IKS Autotagging
===============

:author: ogrisel@nuxeo.com

Text document classification / topic assignment service based on the text
content of DBpedia. The implementation is based on lucene and the
`MoreLikeThis` similarity query that leverages term frequencies of the index.


Building
========

1- Download maven_ and ensure that the `mvn` command is registered in your
`PATH` environment variable.

2- From the top of the `iks-autoagging/` folder build using maven as usual (this
   will install the `iks-autotagging-X.X.X-SNAPSHOT.jar` jar in your local maven
   repository and make it available to dependent projects such as Stanbol Enhancer)::

  % mvn install

3- From the same folder, build a standalone jar suitable for commandline
   usage. The resulting jar will be named:
   `target/iks-autotagging-X.X.X-SNAPSHOT-jar-with-dependencies.jar`::

  % mvn assembly:assembly

4- (Optional) To import the project in eclipse, first run::

  % mvn eclipse:eclipse

This will generate `.project` and `.classpath` files to that you can
"Import > Import existing projects into workspace" from the Eclipse
UI. Alternatively you can install the `m2eclipse` plugin to directly
import maven projects into eclipse.

------

**TASKS AND EXERCISES**
• 1. Answer the following from the IKS Autotagging README:
(a) Which similarity query is the implementation based on?
(b) Which command builds the standalone jar for command-line usage?
(c) Which plugin can be installed to import maven projects directly into Eclipse?
• 2. Echo the IKS Autotagging README verbatim between "IKS Autotagging" and "of the index.", inclusive.
• 3. Write what comes next in the IKS Autotagging README, picking up after its final sentence.
The items that come after the IKS Autotagging README are separate material.

**DATASET ENTRIES**
------

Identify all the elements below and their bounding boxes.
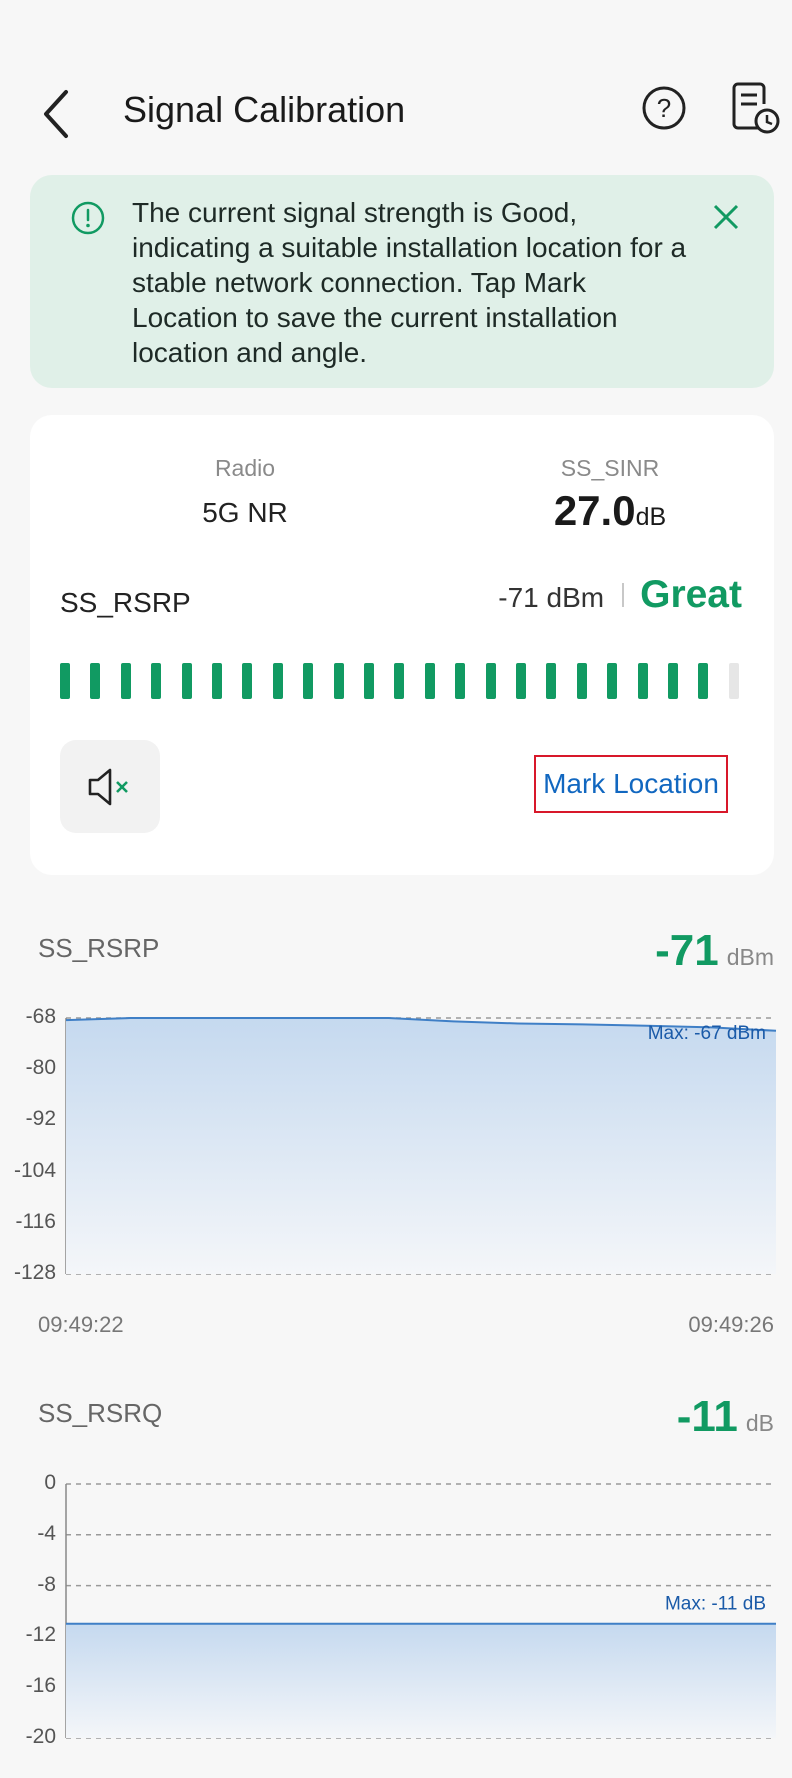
signal-bar [151, 663, 162, 699]
svg-text:?: ? [657, 93, 671, 123]
signal-bar [668, 663, 678, 699]
signal-bar [455, 663, 466, 699]
back-button[interactable] [38, 84, 78, 144]
app-header: Signal Calibration ? [0, 60, 792, 150]
rsrp-chart: Max: -67 dBm [65, 1017, 777, 1275]
radio-label: Radio [214, 455, 276, 481]
radio-value: 5G NR [202, 497, 288, 528]
signal-bar [546, 663, 557, 699]
close-icon [713, 204, 739, 230]
rsrp-value: -71 dBm [498, 582, 605, 613]
rsrp-chart-title: SS_RSRP [38, 933, 160, 963]
banner-close-button[interactable] [706, 197, 746, 237]
signal-bar [60, 663, 70, 699]
rsrp-current-reading: -71 dBm [655, 926, 774, 976]
signal-bar [333, 663, 344, 699]
max-value-label: Max: -11 dB [665, 1594, 766, 1615]
rsrq-current-value: -11 [676, 1392, 738, 1441]
info-icon [71, 201, 105, 235]
sinr-number: 27.0 [553, 487, 636, 534]
series-area [66, 1018, 776, 1274]
signal-status-banner: The current signal strength is Good, ind… [30, 175, 774, 388]
rsrp-label: SS_RSRP [60, 587, 191, 618]
mark-location-button[interactable]: Mark Location [534, 755, 728, 813]
mute-toggle-button[interactable] [60, 740, 160, 833]
signal-bar [728, 663, 739, 699]
help-icon: ? [642, 86, 686, 130]
back-arrow-icon [44, 90, 68, 138]
signal-bar [698, 663, 709, 699]
signal-bar [242, 663, 253, 699]
history-button[interactable] [728, 80, 782, 136]
signal-bar [120, 663, 131, 699]
signal-bar [637, 663, 648, 699]
rsrp-current-value: -71 [655, 926, 719, 975]
rsrq-chart: Max: -11 dB [65, 1483, 776, 1739]
rsrq-current-unit: dB [745, 1410, 774, 1436]
signal-strength-meter [60, 663, 750, 699]
signal-bar [181, 663, 192, 699]
signal-bar [272, 663, 283, 699]
sinr-label: SS_SINR [560, 455, 660, 481]
series-area [66, 1623, 776, 1738]
signal-bar [364, 663, 374, 699]
signal-bar [90, 663, 101, 699]
help-button[interactable]: ? [640, 84, 688, 132]
max-value-label: Max: -67 dBm [648, 1023, 766, 1044]
signal-bar [485, 663, 496, 699]
rsrp-current-unit: dBm [726, 944, 774, 970]
signal-card: Radio 5G NR SS_SINR 27.0dB SS_RSRP -71 d… [30, 415, 774, 875]
sinr-value: 27.0dB [510, 487, 710, 535]
rsrq-current-reading: -11 dB [677, 1392, 774, 1442]
history-report-icon [732, 82, 780, 134]
banner-message: The current signal strength is Good, ind… [132, 197, 687, 368]
signal-bar [607, 663, 618, 699]
signal-bar [576, 663, 587, 699]
speaker-muted-icon [88, 768, 128, 806]
signal-quality-label: Great [640, 573, 742, 616]
rsrq-chart-title: SS_RSRQ [38, 1398, 163, 1428]
divider [622, 583, 625, 607]
rsrp-reading: -71 dBm Great [498, 573, 742, 617]
signal-bar [394, 663, 405, 699]
page-title: Signal Calibration [123, 89, 406, 130]
signal-bar [212, 663, 222, 699]
signal-bar [303, 663, 314, 699]
rsrp-x-end-label: 09:49:26 [688, 1312, 774, 1337]
sinr-unit: dB [635, 503, 667, 531]
signal-bar [516, 663, 526, 699]
rsrp-x-start-label: 09:49:22 [38, 1312, 124, 1337]
signal-bar [424, 663, 435, 699]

------

**EXPECTED RESULTS**
• 1.
(a) The `MoreLikeThis` similarity query.
(b) `mvn assembly:assembly`
(c) The `m2eclipse` plugin.

• 2.
IKS Autotagging
===============

:author: ogrisel@nuxeo.com

Text document classification / topic assignment service based on the text
content of DBpedia. The implementation is based on lucene and the
`MoreLikeThis` similarity query that leverages term frequencies of the index.

• 3.
.. _maven: http://maven.apache.org


Command line usage
==================

You can use the autotagger with a default embedded lucene index of
the top 10000 entities of DBpedia:

  % java -jar target/iks-autotagging-*-SNAPSHOT-jar-with-dependencies.jar \
    suggest -f samples/bob_marley.txt
  [...]
  Annotating 'samples/bob_marley.txt'... done in 739ms:
  Suggestion #1 (score: 4.648216): 'Bob Marley'
  URI:	http://dbpedia.org/resource/Bob_Marley
  type:	http://www.w3.org/2002/07/owl#Thing
  type:	http://dbpedia.org/ontology/Person
  type:	http://dbpedia.org/ontology/Artist
  type:	http://dbpedia.org/ontology/MusicalArtist
  Suggestion #2 (score: 0.127039): 'Bunny Wailer'
  URI:	http://dbpedia.org/resource/Bunny_Wailer
  type:	http://www.w3.org/2002/07/owl#Thing
  type:	http://dbpedia.org/ontology/Person
  type:	http://dbpedia.org/ontology/Artist
  type:	http://dbpedia.org/ontology/MusicalArtist
  Suggestion #3 (score: 0.121009): 'Desmond Dekker'
  URI:	http://dbpedia.org/resource/Desmond_Dekker
  type:	http://www.w3.org/2002/07/owl#Thing
  type:	http://dbpedia.org/ontology/Person
  type:	http://dbpedia.org/ontology/Artist
  type:	http://dbpedia.org/ontology/MusicalArtist

For better recall performance it is strongly recommended
to use a more comprehensive index of DBpedia entities.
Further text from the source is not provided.